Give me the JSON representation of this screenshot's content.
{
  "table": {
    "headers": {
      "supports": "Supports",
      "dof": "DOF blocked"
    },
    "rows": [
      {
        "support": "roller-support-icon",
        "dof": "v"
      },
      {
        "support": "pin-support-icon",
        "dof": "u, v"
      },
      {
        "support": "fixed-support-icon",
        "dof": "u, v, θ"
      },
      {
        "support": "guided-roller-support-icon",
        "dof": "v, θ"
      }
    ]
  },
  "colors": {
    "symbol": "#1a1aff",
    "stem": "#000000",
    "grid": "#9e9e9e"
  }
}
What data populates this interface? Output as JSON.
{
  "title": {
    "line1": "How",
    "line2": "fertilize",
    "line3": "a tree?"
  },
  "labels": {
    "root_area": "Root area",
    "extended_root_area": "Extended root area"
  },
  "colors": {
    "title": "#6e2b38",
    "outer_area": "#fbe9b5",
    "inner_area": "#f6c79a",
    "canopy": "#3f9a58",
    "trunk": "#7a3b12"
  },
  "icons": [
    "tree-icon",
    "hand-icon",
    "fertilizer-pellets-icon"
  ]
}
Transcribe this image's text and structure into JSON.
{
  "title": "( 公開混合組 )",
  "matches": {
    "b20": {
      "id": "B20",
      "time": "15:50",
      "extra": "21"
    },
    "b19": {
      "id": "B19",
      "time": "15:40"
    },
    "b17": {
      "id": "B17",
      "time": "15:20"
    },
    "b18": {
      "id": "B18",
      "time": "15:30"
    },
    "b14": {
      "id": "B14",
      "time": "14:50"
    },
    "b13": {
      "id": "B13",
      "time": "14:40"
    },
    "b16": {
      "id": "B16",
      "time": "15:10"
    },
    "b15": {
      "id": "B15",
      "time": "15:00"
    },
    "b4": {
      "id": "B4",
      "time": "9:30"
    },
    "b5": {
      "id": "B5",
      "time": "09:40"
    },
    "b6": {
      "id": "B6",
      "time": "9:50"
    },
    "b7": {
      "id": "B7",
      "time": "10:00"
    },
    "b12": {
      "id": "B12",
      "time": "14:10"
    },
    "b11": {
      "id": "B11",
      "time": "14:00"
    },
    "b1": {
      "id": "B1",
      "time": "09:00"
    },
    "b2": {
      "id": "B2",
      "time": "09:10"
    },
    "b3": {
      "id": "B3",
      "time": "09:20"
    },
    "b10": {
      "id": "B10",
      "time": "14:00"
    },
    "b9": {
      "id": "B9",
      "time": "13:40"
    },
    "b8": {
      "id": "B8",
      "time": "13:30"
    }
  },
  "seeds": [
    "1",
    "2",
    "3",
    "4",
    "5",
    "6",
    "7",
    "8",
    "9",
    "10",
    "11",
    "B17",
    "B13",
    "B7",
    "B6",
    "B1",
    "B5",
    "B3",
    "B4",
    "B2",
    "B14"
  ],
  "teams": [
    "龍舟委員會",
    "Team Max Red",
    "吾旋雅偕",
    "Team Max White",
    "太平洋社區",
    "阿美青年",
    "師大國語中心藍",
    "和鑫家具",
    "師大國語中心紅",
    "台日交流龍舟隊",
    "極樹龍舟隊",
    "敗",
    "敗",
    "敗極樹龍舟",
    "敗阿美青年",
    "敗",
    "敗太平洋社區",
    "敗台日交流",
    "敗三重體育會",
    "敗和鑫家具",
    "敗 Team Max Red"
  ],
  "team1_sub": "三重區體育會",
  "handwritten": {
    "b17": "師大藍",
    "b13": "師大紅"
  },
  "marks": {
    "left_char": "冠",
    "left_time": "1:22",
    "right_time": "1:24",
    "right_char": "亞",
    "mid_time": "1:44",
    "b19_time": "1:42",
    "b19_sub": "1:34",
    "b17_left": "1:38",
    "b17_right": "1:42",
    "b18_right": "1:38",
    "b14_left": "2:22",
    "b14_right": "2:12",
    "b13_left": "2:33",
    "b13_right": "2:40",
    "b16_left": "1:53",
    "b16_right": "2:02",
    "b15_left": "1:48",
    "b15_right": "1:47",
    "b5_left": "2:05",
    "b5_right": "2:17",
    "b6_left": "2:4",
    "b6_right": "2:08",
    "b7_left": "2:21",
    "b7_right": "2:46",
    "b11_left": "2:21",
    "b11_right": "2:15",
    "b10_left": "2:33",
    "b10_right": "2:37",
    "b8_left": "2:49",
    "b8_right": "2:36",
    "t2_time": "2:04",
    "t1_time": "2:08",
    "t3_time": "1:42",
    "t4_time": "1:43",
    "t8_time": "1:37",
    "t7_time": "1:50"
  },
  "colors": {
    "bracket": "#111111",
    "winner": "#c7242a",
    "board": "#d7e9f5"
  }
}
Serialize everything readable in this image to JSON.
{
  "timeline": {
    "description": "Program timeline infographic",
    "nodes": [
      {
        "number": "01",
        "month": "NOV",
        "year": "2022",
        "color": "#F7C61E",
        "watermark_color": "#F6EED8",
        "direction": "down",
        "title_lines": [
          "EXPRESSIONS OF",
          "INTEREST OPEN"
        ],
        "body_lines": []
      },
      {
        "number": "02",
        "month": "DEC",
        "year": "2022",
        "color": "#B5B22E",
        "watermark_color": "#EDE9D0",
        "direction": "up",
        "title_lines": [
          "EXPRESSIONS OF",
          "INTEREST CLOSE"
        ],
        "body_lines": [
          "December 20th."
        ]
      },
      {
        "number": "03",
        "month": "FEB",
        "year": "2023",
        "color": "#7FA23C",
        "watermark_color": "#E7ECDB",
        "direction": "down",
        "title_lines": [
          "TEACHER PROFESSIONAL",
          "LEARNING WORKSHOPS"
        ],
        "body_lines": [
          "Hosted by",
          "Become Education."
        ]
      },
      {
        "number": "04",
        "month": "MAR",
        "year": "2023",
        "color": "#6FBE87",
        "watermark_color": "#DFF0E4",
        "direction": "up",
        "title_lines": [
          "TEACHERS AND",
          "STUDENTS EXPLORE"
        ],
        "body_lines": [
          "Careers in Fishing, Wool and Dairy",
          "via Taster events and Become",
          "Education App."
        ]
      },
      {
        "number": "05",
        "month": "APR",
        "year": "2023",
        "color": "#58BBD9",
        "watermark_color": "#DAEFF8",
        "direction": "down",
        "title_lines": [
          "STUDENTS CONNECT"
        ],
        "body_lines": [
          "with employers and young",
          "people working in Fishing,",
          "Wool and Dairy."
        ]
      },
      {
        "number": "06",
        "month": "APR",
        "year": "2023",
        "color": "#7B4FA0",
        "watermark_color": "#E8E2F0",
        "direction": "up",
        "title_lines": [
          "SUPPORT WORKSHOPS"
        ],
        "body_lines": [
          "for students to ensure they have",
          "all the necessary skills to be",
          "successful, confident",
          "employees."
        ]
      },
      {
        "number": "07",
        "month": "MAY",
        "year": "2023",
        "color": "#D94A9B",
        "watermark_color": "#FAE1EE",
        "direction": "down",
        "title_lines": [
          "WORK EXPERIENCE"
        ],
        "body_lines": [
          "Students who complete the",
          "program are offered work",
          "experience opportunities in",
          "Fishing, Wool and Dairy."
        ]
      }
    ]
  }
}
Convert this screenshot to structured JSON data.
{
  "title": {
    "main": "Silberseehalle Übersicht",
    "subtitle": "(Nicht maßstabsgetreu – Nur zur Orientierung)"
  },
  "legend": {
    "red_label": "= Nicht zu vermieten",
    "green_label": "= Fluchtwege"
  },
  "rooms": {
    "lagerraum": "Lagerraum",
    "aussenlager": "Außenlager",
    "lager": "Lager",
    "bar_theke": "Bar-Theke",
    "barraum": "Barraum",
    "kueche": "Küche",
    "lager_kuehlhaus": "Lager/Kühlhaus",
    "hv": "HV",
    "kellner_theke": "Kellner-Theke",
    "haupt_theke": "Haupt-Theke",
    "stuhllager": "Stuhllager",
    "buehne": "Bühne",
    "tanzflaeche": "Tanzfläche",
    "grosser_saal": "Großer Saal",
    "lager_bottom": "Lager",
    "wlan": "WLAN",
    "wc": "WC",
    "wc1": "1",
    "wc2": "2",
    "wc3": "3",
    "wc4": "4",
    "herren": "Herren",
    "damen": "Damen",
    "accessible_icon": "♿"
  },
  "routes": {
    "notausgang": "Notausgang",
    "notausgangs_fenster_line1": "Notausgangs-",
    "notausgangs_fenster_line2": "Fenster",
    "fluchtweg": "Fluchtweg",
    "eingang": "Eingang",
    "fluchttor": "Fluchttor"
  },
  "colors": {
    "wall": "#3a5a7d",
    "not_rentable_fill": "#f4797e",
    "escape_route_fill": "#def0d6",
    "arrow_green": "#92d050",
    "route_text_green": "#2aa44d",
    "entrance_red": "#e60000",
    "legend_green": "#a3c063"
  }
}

──────

* [TASK TO COMPLETE] Extract each line holding the word "Wool" from the records.

* [ANSWER TO THE EXERCISE]
          "Careers in Fishing, Wool and Dairy",
          "Wool and Dairy."
          "Fishing, Wool and Dairy."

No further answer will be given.